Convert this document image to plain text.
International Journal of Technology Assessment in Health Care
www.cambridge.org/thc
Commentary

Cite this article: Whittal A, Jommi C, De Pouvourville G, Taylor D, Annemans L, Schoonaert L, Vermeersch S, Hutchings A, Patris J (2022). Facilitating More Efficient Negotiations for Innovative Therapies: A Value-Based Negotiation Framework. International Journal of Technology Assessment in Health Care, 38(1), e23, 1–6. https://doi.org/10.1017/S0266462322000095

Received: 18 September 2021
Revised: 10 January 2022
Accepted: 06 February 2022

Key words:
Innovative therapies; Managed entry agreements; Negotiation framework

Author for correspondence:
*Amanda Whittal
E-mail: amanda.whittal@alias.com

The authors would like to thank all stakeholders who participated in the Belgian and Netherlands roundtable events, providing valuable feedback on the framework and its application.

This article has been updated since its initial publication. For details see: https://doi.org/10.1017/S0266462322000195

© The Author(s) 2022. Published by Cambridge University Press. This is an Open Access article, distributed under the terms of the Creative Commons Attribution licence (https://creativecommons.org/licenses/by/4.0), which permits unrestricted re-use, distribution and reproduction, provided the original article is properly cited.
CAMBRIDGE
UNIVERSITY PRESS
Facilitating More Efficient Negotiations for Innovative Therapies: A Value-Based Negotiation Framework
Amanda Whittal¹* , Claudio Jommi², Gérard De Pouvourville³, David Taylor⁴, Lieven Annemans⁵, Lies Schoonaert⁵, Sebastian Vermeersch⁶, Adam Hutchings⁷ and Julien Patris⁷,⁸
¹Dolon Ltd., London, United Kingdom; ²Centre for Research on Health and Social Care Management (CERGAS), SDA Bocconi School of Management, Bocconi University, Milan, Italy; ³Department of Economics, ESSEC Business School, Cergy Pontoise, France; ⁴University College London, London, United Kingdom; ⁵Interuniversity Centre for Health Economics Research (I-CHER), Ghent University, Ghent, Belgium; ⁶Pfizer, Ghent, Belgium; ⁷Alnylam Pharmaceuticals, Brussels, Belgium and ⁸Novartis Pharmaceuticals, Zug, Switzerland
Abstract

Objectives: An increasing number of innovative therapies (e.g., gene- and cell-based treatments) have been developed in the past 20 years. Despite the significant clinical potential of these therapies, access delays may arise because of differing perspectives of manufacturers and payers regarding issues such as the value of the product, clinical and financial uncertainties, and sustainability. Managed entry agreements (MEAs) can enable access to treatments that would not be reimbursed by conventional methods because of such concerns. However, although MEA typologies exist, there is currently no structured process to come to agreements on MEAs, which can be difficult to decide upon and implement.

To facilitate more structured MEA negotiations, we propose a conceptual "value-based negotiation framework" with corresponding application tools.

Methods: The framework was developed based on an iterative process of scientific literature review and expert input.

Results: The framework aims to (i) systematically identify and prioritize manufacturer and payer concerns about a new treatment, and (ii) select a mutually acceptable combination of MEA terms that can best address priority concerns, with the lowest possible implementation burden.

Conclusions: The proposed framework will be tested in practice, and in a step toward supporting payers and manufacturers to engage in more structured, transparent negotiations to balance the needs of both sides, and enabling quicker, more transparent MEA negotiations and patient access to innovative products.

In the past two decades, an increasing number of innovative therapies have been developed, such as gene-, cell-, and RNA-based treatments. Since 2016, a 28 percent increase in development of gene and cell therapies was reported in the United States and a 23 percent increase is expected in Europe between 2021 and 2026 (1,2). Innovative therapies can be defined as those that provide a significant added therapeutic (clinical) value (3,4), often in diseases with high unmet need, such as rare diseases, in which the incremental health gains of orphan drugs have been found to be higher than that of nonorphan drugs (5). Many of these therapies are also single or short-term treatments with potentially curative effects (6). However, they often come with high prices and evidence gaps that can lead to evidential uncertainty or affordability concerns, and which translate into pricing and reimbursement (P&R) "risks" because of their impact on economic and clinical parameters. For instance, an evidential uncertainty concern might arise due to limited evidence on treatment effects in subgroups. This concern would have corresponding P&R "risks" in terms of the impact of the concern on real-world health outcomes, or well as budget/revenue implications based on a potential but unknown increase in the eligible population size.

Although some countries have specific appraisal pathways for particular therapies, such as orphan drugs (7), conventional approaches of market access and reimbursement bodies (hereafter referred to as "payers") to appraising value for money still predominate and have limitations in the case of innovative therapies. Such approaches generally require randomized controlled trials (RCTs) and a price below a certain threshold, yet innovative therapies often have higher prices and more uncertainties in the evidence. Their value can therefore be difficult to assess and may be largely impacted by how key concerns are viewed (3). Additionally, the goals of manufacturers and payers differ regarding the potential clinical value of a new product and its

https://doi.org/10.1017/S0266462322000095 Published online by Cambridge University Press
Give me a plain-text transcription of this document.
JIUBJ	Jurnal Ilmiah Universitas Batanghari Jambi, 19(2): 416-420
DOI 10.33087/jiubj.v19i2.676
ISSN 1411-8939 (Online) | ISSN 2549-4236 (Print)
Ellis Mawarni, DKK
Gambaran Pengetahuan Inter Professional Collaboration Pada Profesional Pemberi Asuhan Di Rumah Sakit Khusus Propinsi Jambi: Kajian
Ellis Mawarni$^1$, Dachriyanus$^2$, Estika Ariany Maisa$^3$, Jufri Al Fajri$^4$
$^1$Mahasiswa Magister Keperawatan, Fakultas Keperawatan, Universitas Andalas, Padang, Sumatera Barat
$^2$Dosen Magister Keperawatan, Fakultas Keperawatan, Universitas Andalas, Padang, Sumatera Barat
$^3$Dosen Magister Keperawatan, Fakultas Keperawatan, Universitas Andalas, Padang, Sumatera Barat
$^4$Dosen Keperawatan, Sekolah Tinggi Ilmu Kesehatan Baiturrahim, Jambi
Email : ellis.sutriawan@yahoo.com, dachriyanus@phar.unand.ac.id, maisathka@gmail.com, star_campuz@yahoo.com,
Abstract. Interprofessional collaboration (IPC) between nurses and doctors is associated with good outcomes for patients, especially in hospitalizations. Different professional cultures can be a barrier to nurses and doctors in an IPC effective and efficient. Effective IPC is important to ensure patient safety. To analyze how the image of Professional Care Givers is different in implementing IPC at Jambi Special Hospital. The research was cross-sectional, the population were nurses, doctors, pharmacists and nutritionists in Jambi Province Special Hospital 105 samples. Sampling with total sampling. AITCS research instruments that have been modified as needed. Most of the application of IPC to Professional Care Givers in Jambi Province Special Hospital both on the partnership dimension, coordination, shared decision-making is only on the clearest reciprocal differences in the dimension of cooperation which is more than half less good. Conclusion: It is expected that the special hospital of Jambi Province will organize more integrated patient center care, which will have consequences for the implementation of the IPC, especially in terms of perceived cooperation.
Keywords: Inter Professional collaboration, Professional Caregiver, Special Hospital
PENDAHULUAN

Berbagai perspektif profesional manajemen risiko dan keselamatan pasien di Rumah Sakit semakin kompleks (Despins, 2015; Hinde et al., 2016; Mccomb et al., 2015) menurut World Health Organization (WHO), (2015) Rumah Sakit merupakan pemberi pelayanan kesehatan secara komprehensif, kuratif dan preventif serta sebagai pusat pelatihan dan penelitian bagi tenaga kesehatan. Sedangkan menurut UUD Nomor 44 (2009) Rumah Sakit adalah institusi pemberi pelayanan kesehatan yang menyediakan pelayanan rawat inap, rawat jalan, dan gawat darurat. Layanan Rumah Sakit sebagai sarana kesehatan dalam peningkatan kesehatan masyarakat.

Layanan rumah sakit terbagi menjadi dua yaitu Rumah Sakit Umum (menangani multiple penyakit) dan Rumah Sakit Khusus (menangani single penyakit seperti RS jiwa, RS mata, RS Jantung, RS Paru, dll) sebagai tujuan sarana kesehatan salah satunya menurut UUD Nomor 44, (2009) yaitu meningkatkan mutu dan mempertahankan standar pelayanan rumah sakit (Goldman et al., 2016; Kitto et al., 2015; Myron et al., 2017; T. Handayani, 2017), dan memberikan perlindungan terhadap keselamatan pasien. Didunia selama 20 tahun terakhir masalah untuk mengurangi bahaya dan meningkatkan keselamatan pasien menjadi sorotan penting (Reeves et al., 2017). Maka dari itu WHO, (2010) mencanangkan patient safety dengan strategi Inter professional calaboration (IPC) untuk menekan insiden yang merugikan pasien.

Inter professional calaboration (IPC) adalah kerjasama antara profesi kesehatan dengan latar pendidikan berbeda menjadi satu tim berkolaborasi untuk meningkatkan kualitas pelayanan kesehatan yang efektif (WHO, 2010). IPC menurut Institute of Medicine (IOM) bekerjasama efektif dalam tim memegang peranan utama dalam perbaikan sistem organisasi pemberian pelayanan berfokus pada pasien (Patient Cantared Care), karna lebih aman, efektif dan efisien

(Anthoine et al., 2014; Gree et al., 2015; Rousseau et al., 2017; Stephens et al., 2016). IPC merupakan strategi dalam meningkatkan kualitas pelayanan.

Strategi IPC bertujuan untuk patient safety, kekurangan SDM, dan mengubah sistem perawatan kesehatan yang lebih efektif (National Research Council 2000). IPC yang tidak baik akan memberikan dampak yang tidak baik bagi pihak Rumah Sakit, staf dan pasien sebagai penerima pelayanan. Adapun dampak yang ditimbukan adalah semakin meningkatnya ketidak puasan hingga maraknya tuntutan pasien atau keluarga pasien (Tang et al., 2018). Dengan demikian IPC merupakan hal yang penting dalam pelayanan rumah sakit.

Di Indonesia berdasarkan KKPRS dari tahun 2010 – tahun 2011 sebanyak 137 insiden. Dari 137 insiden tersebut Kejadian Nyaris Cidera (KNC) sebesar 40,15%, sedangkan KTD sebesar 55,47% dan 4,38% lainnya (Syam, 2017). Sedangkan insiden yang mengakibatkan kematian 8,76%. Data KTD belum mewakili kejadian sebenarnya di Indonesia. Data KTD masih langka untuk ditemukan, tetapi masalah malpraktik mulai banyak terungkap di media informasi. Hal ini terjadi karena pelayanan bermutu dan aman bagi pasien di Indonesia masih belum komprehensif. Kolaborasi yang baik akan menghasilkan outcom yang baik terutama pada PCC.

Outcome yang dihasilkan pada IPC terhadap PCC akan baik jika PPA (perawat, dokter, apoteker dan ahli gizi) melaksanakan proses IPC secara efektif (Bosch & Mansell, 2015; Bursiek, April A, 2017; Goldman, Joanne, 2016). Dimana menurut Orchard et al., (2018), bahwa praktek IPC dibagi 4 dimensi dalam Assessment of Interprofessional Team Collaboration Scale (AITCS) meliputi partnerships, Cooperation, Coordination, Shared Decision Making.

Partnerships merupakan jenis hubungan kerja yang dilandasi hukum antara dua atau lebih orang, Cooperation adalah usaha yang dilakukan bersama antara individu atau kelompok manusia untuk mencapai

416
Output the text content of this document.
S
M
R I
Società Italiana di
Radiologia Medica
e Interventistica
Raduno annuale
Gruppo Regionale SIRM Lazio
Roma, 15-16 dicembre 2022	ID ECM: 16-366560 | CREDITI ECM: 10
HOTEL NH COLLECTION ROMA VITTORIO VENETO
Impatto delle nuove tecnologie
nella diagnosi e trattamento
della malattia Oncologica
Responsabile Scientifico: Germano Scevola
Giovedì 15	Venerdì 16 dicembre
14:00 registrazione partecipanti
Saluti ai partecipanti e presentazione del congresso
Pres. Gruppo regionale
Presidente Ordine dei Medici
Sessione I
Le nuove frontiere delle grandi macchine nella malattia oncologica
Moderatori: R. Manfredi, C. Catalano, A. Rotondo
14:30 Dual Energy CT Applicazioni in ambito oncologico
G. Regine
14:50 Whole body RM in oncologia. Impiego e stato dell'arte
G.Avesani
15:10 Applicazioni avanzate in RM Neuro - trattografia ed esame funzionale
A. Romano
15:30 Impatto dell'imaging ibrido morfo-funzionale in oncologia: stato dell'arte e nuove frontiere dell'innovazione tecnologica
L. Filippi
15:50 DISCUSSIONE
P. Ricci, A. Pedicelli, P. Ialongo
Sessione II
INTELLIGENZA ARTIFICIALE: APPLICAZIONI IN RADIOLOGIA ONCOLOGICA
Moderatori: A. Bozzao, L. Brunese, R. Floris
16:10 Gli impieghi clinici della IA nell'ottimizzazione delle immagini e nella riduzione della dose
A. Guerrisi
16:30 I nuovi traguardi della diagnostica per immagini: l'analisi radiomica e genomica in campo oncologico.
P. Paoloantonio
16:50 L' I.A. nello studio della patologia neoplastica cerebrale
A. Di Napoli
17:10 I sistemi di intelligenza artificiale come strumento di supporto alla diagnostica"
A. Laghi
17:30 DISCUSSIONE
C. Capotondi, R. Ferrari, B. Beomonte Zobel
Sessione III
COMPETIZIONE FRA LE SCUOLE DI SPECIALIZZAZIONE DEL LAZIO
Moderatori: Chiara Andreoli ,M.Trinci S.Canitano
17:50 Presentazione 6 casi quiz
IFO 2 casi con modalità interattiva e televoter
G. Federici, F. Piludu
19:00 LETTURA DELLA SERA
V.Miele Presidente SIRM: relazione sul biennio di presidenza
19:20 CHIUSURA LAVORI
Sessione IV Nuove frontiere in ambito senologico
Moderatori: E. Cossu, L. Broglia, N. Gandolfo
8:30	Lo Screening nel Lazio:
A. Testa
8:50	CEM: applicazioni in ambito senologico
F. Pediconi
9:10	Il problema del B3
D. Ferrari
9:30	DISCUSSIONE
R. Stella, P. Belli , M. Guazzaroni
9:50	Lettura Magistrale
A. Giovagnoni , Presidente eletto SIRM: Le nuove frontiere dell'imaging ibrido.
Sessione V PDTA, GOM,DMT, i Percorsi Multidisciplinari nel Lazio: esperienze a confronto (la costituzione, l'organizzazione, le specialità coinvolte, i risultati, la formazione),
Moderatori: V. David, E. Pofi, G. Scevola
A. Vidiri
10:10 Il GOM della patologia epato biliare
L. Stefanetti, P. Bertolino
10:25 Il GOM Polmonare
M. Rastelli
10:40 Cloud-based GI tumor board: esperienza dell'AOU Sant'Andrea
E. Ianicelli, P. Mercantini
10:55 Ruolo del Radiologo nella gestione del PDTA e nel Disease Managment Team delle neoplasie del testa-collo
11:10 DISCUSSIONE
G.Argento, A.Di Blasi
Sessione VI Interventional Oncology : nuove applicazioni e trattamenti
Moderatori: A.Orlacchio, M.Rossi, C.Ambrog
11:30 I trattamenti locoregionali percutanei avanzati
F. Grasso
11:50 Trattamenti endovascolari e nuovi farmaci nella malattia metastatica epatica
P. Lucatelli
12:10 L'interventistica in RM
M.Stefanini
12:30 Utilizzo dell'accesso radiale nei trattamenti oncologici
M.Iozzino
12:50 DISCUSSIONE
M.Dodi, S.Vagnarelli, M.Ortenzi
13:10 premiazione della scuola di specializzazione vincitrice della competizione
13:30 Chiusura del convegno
..........
TRY IT => Search the records line by line for the word "Andalas" and copy every line where it appears.

TASK SOLUTION =>
$^1$Mahasiswa Magister Keperawatan, Fakultas Keperawatan, Universitas Andalas, Padang, Sumatera Barat
$^2$Dosen Magister Keperawatan, Fakultas Keperawatan, Universitas Andalas, Padang, Sumatera Barat
$^3$Dosen Magister Keperawatan, Fakultas Keperawatan, Universitas Andalas, Padang, Sumatera Barat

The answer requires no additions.